Begin

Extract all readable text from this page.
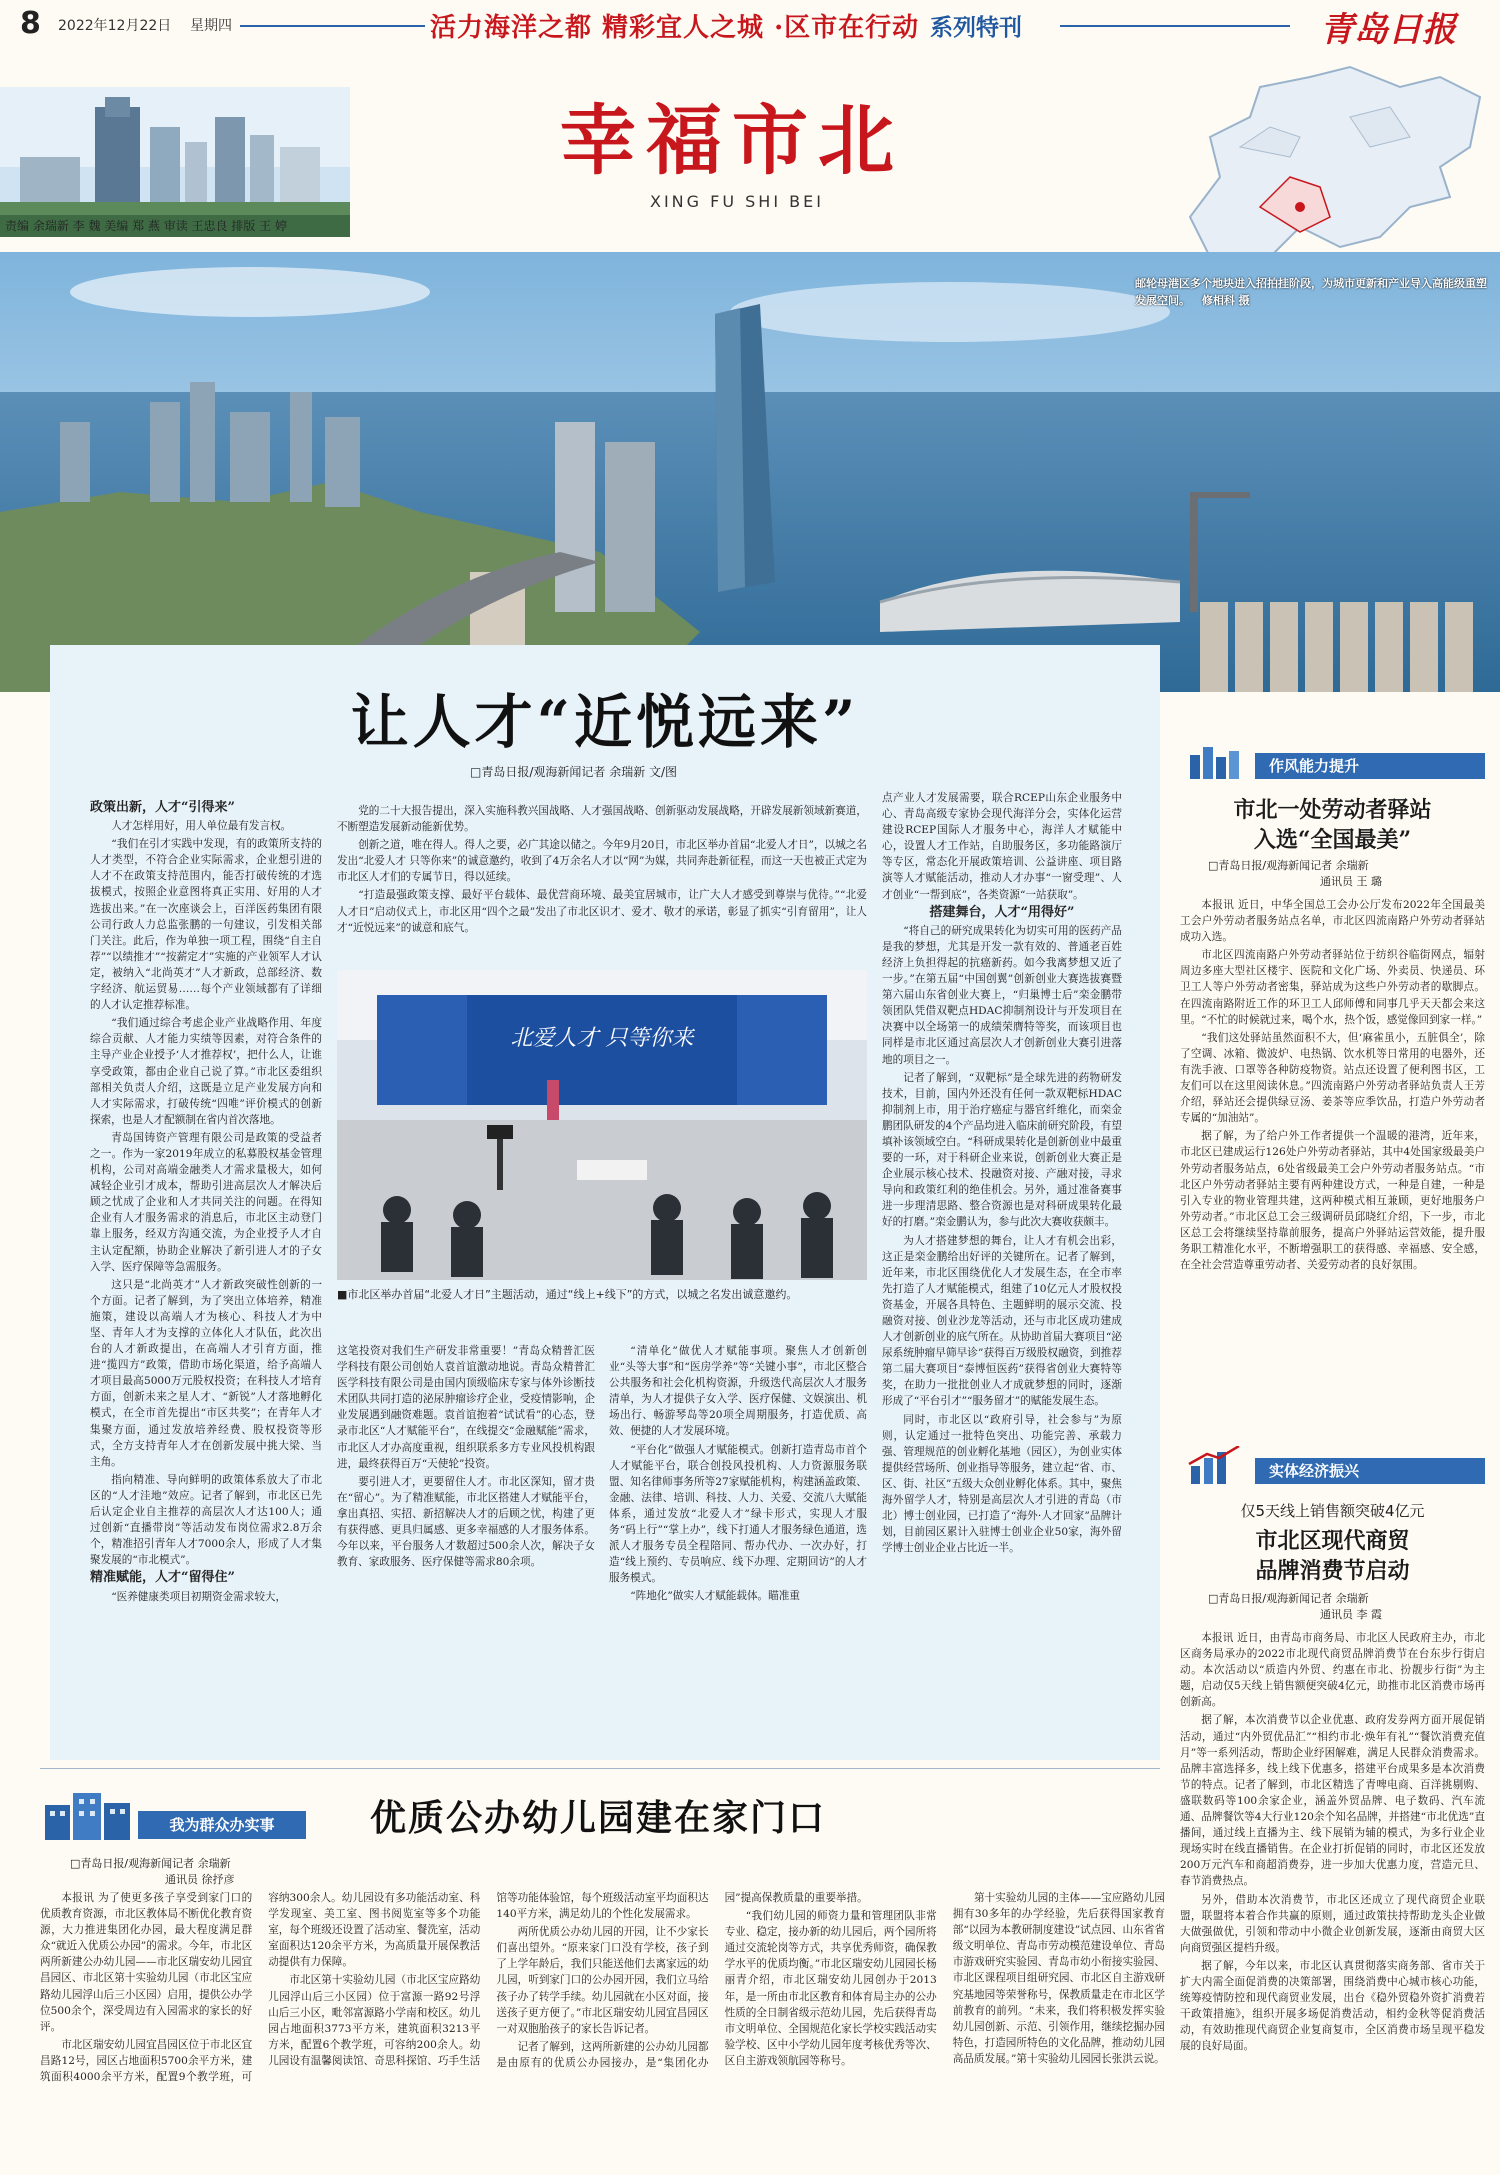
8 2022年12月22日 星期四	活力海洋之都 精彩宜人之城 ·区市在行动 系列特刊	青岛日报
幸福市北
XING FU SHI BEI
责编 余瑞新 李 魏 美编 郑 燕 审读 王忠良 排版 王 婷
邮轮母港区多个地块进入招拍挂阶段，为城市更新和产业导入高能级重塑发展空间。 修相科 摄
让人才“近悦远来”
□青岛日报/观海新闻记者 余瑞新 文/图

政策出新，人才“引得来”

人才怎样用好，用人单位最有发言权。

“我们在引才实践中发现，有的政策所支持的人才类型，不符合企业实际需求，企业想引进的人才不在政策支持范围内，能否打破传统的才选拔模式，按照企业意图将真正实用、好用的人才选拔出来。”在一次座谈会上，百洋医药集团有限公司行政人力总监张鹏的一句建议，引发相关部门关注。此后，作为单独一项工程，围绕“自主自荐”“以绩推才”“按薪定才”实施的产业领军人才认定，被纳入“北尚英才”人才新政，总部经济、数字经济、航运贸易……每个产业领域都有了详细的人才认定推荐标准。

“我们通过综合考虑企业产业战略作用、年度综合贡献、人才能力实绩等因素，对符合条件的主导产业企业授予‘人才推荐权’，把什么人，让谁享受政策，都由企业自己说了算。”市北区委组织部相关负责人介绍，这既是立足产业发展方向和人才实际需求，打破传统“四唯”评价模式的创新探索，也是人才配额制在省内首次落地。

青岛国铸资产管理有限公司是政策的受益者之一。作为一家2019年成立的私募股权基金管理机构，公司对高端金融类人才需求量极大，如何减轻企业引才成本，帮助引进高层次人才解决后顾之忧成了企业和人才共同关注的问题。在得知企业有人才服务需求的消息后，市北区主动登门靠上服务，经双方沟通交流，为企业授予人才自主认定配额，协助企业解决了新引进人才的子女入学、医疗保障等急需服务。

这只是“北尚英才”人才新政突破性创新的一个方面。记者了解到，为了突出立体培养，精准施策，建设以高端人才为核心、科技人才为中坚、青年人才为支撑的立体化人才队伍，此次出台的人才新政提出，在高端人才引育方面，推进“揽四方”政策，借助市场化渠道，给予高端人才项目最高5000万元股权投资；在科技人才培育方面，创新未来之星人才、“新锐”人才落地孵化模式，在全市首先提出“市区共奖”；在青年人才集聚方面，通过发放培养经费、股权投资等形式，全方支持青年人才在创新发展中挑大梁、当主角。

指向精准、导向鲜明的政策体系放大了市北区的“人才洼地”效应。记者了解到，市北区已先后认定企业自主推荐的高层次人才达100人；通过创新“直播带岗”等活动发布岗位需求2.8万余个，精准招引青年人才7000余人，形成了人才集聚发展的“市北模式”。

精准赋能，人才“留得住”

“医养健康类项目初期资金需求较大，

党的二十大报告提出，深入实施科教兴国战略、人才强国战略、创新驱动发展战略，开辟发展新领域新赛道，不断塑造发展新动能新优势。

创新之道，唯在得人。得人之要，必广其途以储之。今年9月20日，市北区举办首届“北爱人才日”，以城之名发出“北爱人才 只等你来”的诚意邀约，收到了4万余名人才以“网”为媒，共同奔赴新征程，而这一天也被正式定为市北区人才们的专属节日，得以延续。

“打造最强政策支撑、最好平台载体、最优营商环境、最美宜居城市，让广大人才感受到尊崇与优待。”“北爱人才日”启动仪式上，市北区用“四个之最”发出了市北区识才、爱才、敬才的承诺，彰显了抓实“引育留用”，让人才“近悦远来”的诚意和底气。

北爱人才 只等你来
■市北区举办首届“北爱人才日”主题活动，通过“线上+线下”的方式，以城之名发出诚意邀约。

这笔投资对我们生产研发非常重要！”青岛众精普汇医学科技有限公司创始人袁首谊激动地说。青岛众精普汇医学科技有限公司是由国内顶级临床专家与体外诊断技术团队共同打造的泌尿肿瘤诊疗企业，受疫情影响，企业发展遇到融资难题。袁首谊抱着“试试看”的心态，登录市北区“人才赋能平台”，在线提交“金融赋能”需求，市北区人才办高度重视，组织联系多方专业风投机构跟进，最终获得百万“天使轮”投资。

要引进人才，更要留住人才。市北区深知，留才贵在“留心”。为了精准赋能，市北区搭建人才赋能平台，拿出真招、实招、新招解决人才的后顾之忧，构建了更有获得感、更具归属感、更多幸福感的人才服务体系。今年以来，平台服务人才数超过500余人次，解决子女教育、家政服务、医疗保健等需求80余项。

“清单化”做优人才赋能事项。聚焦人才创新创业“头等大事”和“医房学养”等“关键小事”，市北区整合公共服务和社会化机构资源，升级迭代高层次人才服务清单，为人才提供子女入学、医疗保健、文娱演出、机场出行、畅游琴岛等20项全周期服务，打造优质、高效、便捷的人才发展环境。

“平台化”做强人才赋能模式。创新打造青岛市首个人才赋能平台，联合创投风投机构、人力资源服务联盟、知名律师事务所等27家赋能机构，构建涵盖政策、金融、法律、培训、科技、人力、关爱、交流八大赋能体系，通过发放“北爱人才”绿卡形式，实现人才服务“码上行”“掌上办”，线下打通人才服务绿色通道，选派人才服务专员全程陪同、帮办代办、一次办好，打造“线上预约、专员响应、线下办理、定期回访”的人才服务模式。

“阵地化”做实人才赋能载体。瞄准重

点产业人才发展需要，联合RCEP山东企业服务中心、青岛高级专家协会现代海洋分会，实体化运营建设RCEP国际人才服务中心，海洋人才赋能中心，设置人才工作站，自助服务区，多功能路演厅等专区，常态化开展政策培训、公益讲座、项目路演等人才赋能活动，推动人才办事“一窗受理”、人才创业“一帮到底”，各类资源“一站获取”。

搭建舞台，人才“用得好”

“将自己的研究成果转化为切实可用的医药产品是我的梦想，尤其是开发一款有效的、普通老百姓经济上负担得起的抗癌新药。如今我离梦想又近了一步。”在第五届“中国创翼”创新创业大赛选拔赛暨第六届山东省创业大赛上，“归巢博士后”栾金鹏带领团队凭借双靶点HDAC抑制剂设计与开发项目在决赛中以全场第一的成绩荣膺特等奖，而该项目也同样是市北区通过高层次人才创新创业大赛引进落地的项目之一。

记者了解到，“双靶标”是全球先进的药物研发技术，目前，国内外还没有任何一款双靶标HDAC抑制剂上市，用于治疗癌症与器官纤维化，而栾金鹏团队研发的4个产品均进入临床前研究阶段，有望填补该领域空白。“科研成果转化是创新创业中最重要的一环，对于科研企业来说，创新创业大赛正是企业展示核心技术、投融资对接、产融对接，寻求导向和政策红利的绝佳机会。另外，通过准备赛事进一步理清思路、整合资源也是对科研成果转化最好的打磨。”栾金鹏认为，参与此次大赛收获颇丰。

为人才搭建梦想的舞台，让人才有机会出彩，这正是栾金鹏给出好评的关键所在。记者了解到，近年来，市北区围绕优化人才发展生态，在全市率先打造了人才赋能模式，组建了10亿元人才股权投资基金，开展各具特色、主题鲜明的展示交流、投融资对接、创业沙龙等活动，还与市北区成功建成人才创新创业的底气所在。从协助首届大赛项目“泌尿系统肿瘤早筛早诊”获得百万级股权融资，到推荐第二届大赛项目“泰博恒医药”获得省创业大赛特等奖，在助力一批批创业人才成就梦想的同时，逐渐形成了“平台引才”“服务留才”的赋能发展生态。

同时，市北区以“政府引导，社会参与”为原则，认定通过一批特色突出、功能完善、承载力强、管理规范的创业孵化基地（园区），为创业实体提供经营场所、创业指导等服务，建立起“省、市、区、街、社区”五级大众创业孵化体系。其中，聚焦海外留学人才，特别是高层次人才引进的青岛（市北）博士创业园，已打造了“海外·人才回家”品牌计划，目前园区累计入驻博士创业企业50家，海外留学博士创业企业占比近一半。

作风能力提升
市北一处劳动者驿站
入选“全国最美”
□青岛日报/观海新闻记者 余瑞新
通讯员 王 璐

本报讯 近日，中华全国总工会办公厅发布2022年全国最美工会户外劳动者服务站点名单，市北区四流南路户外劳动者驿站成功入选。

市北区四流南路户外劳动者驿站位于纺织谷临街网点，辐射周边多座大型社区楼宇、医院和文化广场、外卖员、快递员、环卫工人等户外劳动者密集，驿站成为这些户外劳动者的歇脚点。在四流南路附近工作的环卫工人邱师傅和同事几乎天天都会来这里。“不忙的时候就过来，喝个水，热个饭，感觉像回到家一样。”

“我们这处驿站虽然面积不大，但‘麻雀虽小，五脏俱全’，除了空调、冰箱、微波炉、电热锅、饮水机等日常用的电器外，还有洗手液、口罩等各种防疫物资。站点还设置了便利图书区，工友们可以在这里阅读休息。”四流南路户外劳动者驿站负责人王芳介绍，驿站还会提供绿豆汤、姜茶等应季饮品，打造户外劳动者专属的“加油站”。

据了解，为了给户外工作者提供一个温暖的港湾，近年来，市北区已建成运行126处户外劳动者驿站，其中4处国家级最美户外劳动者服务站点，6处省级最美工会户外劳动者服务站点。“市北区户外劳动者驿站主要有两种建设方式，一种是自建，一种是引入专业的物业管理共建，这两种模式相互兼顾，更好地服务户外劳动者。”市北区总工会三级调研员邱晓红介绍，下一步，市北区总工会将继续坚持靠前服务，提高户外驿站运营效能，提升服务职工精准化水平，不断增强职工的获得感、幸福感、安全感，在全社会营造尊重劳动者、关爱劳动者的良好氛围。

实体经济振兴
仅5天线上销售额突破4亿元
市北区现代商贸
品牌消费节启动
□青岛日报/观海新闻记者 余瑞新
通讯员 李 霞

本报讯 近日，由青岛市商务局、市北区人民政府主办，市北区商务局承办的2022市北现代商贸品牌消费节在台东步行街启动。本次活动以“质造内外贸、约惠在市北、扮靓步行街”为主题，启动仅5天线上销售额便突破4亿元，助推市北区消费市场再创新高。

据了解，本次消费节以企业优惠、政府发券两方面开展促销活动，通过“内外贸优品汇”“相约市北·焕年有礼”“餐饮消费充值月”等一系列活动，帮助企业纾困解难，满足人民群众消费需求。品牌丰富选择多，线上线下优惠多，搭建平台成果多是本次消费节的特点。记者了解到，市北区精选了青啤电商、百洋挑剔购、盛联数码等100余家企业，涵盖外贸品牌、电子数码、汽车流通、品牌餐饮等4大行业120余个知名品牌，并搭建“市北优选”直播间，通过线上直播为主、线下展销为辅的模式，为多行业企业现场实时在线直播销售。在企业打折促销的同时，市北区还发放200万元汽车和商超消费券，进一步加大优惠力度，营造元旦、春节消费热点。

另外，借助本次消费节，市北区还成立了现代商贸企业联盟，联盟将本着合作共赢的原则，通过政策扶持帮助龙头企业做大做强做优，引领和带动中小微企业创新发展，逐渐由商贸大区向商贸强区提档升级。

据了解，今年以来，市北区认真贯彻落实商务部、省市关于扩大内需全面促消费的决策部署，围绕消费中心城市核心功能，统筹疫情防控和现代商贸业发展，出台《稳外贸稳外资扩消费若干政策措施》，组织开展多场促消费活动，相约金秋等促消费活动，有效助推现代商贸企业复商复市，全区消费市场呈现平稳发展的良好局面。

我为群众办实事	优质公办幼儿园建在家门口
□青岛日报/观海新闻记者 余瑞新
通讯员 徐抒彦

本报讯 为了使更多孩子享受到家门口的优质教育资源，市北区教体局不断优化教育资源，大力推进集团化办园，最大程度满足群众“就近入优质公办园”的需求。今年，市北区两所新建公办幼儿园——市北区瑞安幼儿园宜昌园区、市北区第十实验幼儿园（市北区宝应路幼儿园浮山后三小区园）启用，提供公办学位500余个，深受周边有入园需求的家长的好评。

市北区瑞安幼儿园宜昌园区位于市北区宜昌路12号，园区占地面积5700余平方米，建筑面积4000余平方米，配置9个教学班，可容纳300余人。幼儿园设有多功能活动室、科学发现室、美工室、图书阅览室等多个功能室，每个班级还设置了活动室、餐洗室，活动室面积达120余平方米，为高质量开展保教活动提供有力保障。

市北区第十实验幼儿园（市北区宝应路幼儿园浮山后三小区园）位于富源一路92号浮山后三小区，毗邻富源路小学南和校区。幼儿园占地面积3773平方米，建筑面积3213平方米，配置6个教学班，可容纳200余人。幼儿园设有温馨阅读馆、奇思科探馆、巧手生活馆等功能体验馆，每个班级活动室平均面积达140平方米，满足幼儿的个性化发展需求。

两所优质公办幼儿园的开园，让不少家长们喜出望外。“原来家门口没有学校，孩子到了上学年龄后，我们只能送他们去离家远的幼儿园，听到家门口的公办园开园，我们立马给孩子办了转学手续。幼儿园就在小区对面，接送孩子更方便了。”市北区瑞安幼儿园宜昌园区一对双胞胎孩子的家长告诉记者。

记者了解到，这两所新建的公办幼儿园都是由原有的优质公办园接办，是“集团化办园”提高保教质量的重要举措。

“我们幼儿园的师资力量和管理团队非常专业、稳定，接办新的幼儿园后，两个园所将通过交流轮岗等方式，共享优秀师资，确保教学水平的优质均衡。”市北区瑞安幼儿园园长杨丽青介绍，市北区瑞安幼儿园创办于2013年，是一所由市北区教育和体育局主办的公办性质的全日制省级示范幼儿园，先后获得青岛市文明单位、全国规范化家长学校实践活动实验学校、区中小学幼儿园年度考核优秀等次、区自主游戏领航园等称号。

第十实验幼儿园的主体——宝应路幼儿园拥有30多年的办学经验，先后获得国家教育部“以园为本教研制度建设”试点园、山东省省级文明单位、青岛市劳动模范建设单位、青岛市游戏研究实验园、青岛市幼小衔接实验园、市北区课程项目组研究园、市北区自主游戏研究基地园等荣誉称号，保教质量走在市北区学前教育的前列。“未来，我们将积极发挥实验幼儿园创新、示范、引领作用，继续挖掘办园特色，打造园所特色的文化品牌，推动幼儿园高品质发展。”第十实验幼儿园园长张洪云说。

End
Begin

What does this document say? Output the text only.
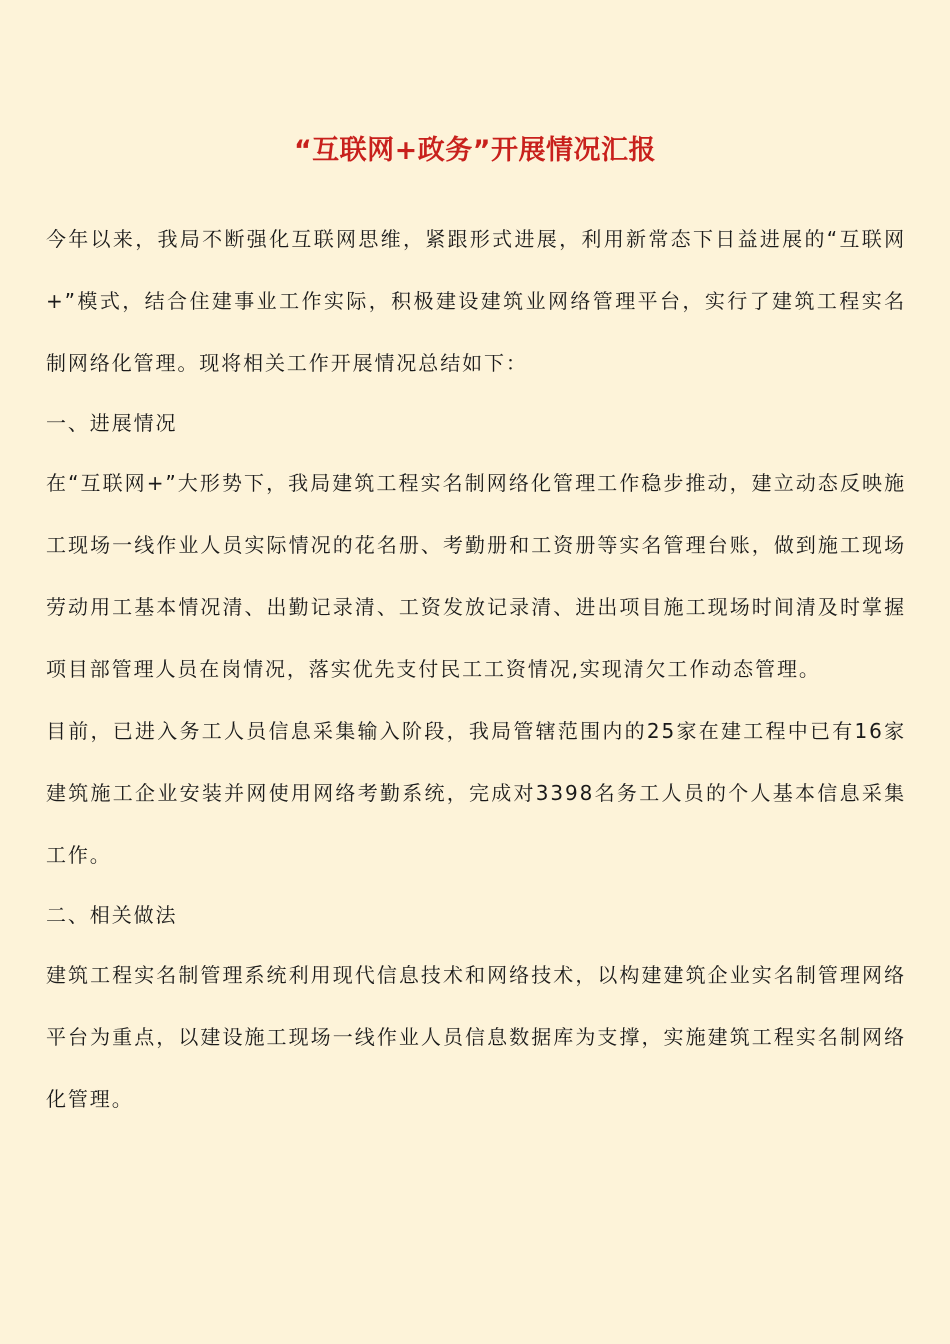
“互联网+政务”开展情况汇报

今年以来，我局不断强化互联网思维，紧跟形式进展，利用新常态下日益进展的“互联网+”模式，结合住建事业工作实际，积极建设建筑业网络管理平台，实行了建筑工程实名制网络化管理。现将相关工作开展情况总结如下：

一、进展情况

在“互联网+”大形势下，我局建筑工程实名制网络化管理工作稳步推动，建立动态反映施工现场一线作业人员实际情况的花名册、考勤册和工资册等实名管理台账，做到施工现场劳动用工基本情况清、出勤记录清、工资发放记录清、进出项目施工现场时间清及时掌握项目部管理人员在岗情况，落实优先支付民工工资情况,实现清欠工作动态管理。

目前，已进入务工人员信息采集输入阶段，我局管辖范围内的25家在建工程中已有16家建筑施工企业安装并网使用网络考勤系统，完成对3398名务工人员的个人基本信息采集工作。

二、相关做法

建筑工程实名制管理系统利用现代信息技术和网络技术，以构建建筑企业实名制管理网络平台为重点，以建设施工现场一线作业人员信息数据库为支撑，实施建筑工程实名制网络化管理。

End

WHAT THE EXERCISE ASKS: Pull out all lines of the data with the string "近悦远来".

RESULT:
让人才“近悦远来”
“打造最强政策支撑、最好平台载体、最优营商环境、最美宜居城市，让广大人才感受到尊崇与优待。”“北爱人才日”启动仪式上，市北区用“四个之最”发出了市北区识才、爱才、敬才的承诺，彰显了抓实“引育留用”，让人才“近悦远来”的诚意和底气。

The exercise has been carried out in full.